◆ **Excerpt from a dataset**

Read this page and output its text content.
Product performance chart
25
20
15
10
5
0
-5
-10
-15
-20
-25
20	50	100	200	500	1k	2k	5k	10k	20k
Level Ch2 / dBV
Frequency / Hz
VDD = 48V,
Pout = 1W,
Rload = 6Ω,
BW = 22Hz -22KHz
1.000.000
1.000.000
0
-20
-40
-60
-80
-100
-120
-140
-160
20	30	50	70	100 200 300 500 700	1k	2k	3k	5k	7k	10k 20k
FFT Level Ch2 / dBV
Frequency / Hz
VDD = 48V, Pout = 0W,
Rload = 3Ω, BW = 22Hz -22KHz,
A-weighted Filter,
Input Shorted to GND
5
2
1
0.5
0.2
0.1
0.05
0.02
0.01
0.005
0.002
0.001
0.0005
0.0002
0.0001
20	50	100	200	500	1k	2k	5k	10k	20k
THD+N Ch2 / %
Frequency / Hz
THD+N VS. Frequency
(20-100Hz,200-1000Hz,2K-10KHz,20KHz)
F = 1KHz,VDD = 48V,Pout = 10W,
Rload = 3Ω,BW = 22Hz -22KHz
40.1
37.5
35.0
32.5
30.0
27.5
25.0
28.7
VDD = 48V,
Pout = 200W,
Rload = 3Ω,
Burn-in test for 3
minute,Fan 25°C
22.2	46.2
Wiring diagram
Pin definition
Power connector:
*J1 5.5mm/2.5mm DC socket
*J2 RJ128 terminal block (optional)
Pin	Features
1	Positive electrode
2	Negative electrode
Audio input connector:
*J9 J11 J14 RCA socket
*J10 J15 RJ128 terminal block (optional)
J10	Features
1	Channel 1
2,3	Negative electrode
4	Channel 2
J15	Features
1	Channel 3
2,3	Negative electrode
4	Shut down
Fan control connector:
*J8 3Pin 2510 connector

...

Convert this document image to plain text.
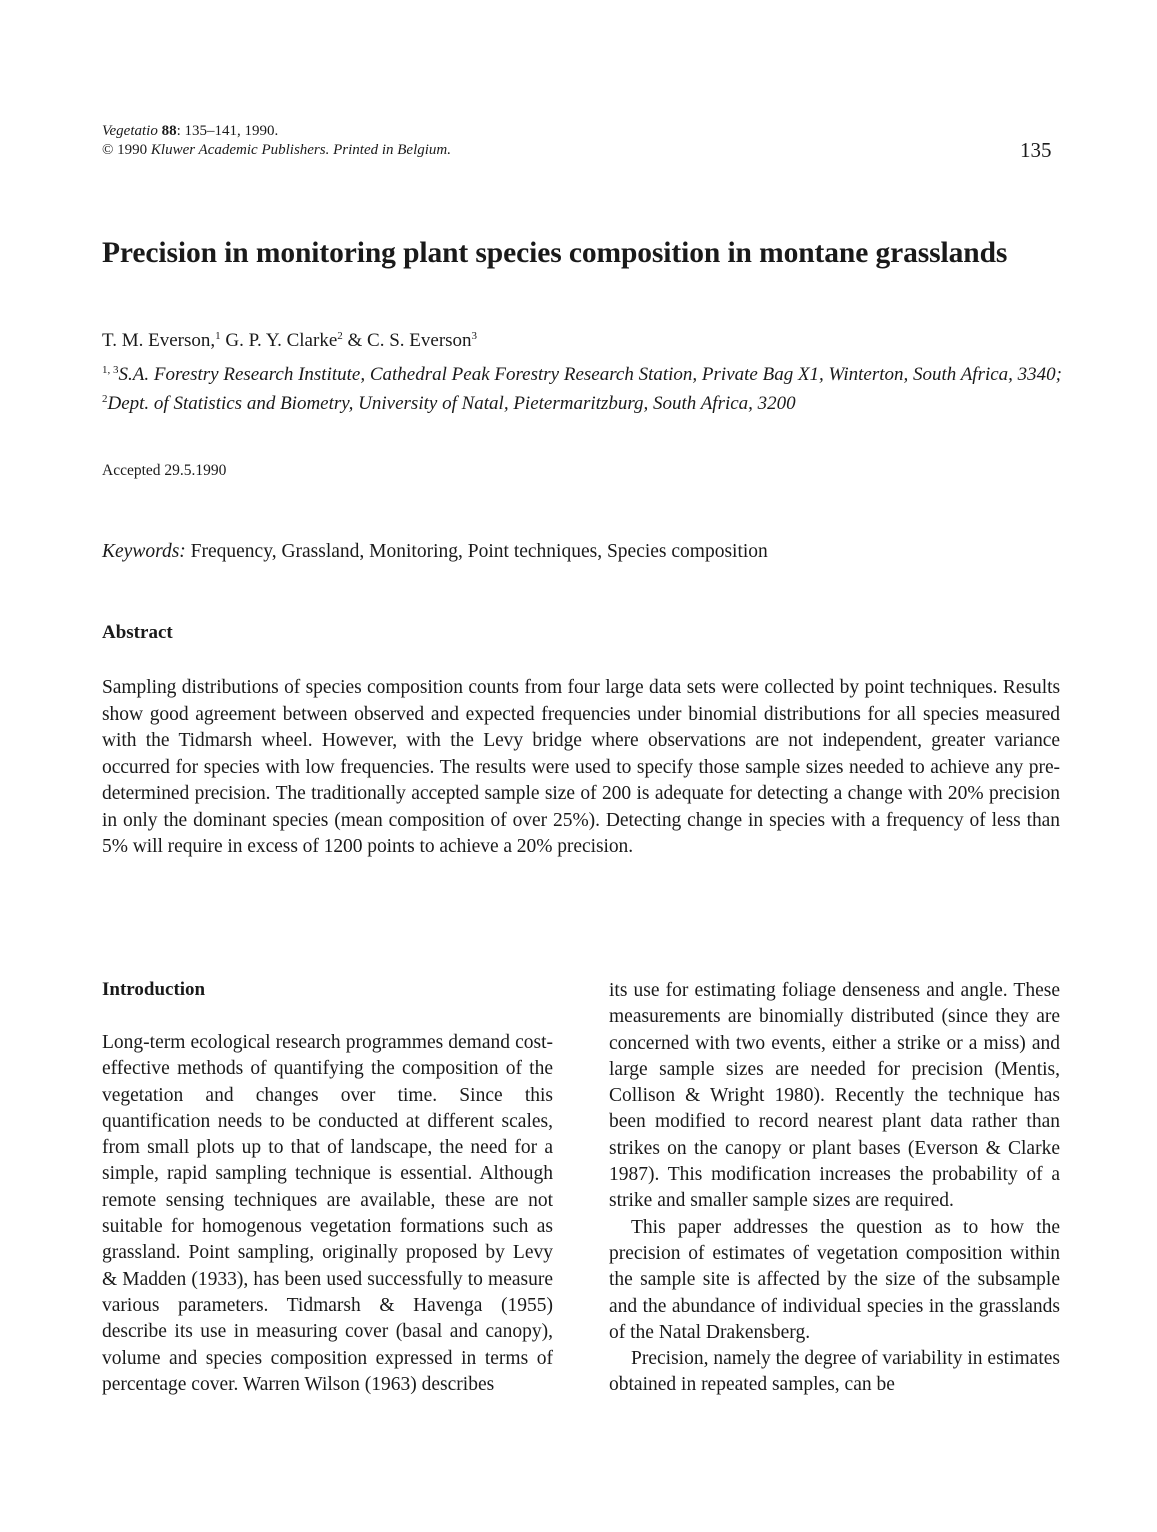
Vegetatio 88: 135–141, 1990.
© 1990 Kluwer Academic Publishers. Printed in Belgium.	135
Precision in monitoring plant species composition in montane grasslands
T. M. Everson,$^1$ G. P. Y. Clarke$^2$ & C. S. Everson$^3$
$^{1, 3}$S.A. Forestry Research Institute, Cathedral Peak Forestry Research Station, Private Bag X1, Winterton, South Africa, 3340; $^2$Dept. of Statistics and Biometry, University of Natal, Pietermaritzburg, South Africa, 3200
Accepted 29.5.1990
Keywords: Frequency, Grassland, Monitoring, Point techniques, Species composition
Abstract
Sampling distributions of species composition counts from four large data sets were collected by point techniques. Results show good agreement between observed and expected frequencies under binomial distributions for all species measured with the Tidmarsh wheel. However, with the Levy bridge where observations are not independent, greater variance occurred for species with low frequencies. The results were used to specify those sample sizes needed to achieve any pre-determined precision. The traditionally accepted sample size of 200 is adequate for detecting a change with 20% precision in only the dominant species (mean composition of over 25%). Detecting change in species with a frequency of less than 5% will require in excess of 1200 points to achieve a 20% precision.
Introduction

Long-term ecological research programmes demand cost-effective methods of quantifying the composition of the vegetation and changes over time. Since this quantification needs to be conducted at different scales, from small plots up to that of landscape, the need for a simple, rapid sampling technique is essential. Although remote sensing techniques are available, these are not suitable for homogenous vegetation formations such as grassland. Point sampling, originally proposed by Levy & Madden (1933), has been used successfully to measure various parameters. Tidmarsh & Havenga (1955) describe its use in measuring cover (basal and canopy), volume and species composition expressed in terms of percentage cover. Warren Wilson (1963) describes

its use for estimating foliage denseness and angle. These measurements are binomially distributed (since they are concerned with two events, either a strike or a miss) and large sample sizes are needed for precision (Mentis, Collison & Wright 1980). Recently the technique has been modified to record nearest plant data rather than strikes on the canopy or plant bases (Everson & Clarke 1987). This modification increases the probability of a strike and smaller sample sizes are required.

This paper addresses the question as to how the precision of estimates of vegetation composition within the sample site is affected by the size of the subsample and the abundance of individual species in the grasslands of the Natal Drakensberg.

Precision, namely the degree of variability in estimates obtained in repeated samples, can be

--

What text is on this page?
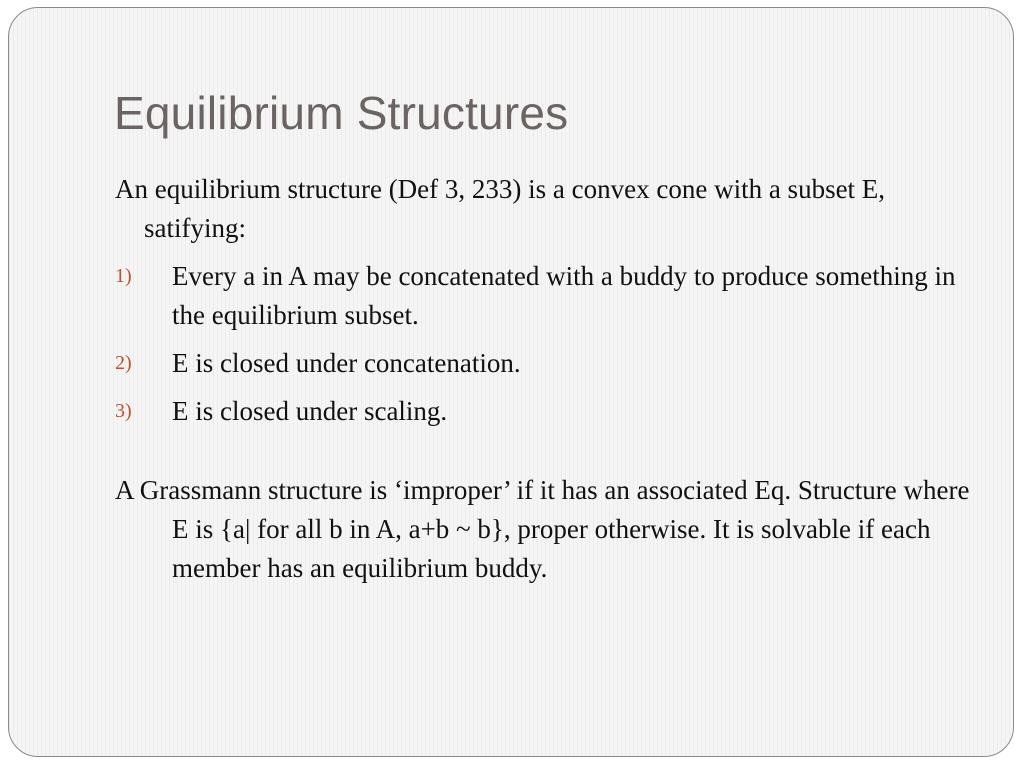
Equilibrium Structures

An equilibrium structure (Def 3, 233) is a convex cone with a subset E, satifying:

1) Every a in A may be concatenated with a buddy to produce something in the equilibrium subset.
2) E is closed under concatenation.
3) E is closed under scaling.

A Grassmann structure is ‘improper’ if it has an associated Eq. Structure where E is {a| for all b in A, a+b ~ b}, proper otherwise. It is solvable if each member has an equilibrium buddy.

◆ **Stated problem**
Copy every line in the listing above where the string "Rload" turns up.

◆ **Exercise solution**
Rload = 6Ω,
Rload = 3Ω, BW = 22Hz -22KHz,
Rload = 3Ω,BW = 22Hz -22KHz
Rload = 3Ω,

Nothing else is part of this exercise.